**WHAT THIS TASK INVOLVES**
Pick out all lines with the word "missing" from the records that follow.

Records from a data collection

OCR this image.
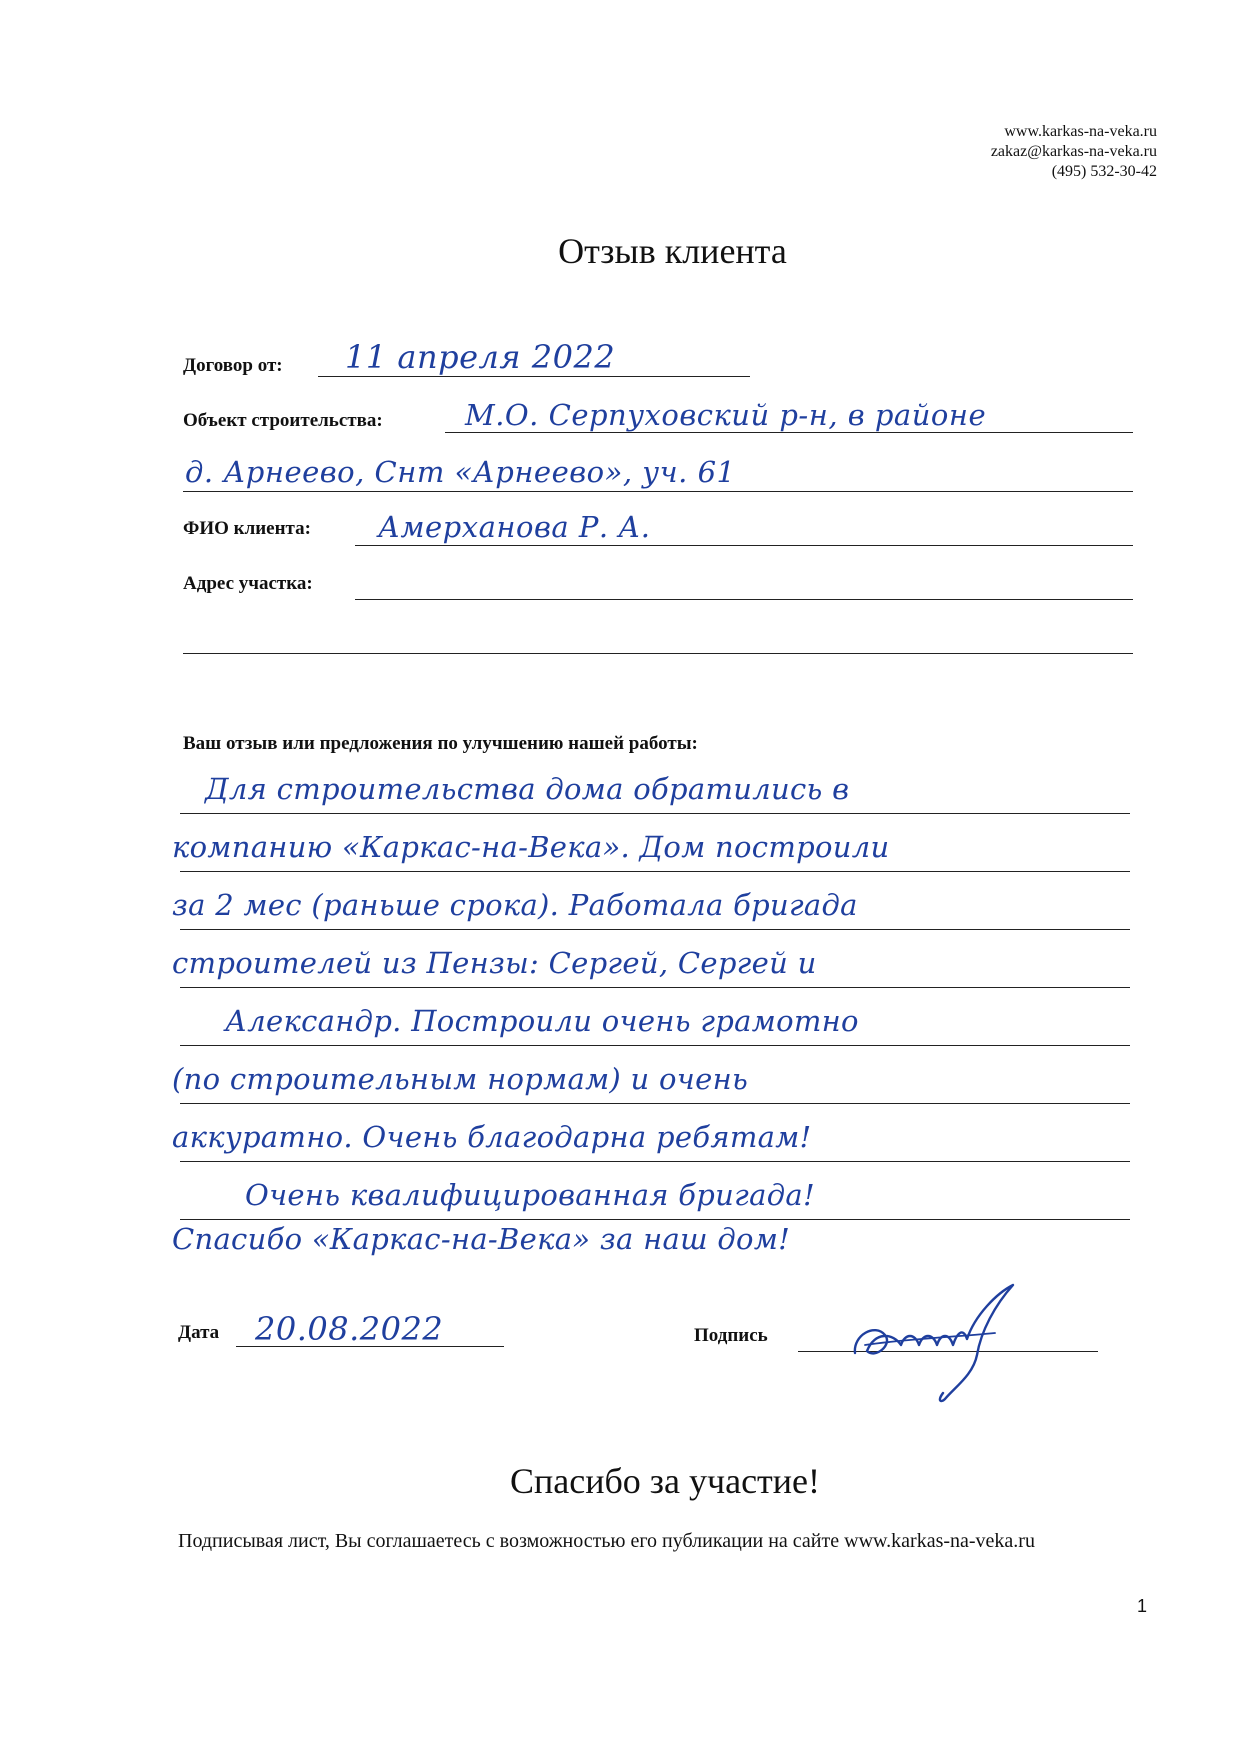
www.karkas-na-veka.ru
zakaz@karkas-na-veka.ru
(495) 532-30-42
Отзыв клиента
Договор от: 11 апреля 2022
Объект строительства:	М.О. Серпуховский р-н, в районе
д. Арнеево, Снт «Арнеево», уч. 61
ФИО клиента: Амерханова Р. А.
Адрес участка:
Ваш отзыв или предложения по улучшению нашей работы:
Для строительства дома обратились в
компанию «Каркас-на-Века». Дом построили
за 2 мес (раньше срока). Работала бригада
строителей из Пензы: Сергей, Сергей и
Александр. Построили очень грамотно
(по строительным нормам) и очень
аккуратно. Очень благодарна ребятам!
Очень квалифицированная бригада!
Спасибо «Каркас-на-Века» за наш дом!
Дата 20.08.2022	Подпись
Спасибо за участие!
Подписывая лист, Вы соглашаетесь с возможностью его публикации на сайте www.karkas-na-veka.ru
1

==

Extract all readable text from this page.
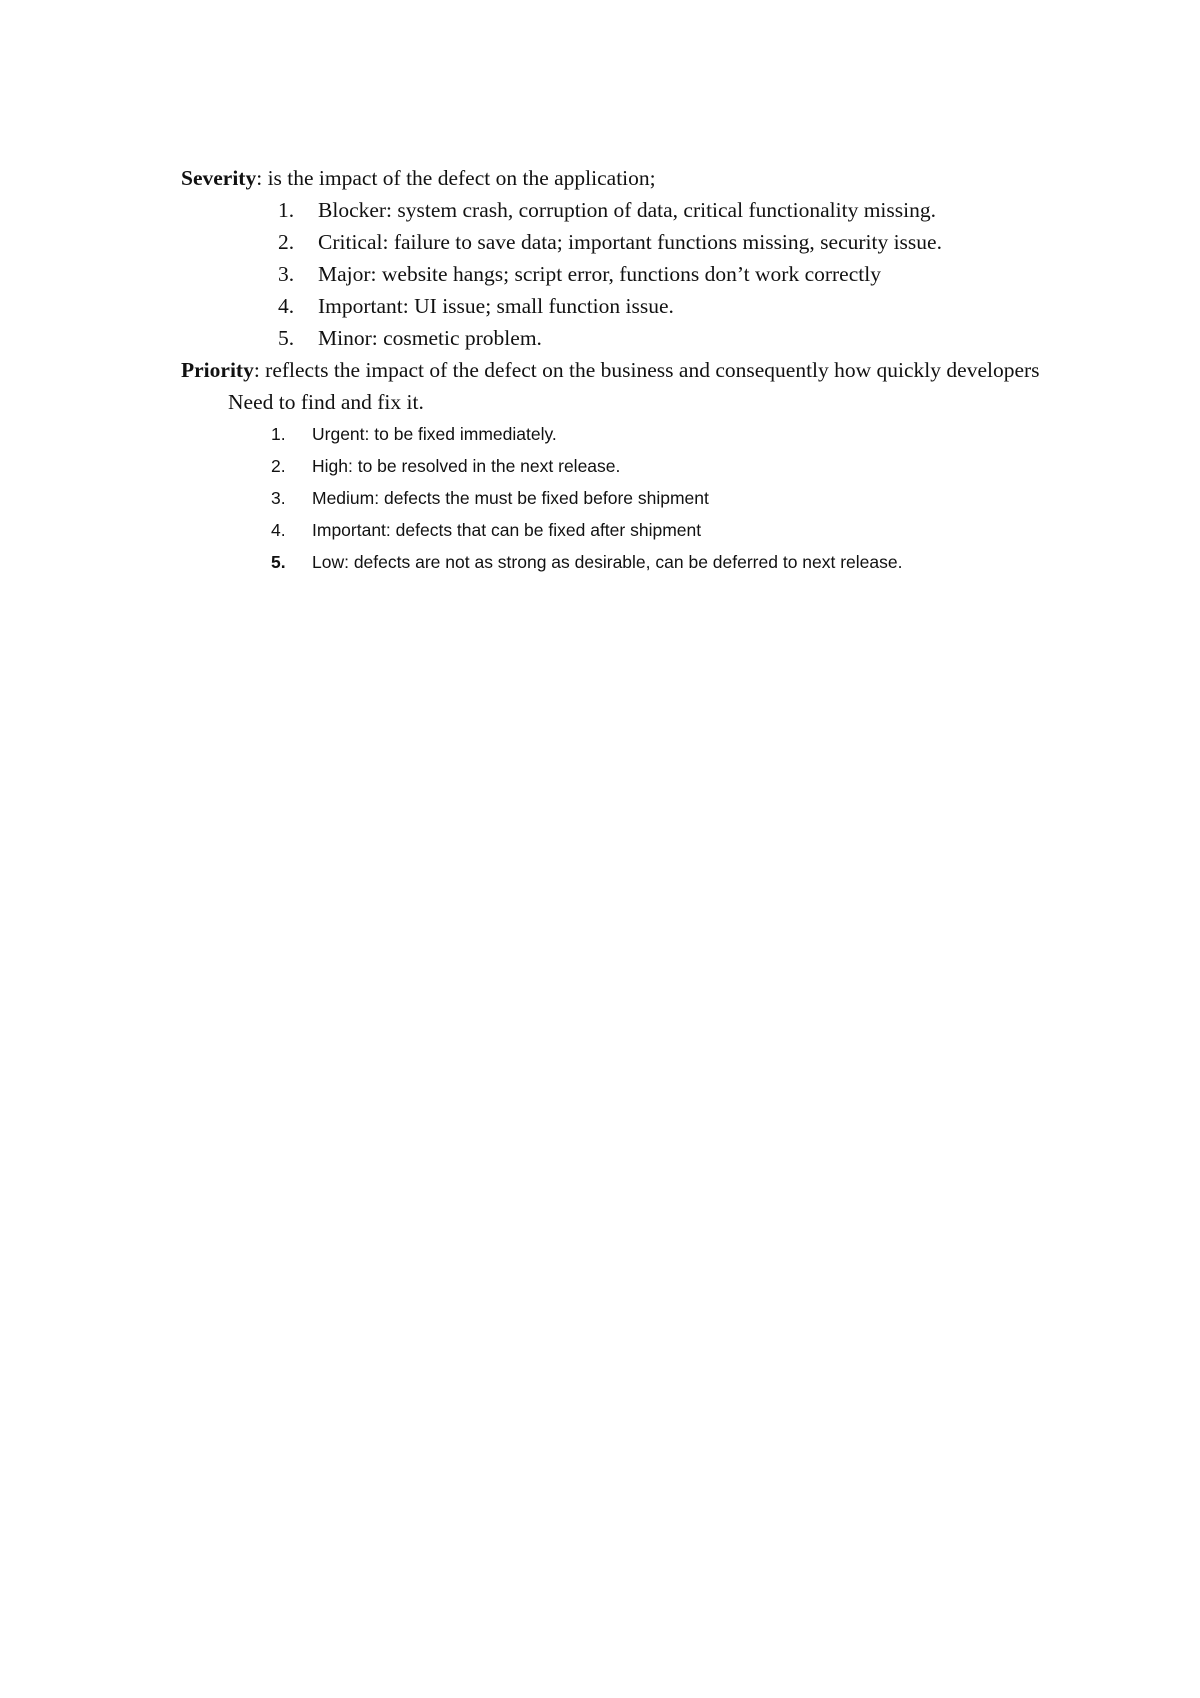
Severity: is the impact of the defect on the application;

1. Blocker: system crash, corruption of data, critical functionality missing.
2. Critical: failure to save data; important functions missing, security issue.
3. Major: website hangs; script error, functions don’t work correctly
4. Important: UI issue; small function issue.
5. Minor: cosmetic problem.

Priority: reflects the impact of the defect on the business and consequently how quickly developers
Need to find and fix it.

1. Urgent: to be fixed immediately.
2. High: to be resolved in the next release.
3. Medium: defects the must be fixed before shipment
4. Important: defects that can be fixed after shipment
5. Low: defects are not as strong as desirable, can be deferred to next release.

**OUTPUT OF THE TASK**
1. Blocker: system crash, corruption of data, critical functionality missing.
2. Critical: failure to save data; important functions missing, security issue.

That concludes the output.